Look over the entries that follow and work out how many lines contain "缩短工期". State the number only.

--- START Exercise data ---

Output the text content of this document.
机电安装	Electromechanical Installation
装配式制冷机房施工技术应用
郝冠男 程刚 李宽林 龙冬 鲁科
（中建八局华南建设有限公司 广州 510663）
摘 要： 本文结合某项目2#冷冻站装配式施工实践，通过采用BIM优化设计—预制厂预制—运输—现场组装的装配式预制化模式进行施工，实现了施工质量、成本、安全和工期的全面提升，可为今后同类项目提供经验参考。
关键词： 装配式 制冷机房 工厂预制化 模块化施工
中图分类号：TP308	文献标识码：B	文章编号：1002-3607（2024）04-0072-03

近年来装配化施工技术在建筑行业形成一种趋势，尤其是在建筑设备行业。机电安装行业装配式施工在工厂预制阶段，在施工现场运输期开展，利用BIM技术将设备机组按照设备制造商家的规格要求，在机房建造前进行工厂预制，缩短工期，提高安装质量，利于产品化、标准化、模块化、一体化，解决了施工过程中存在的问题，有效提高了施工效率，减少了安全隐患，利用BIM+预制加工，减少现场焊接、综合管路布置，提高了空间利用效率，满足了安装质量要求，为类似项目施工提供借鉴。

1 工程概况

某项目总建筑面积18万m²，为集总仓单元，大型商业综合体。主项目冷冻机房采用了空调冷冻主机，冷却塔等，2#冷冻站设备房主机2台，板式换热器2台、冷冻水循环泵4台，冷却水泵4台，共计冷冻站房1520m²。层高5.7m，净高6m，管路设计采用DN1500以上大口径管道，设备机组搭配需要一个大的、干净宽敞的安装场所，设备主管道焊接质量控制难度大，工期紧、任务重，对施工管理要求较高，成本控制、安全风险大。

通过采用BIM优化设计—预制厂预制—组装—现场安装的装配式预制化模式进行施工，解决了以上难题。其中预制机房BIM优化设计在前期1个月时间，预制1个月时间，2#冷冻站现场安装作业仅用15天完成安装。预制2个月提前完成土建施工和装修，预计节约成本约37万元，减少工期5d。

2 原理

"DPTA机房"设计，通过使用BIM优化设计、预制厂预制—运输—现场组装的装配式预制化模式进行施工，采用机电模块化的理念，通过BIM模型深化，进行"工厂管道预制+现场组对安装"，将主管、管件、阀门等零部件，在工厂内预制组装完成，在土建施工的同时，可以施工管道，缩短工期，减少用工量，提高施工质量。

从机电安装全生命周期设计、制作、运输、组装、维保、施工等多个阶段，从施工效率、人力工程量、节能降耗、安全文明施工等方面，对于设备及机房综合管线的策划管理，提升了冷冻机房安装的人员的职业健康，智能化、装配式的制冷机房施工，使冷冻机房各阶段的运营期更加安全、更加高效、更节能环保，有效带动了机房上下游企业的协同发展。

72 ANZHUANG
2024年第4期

--- END Exercise data ---

_Solution to this task_.
2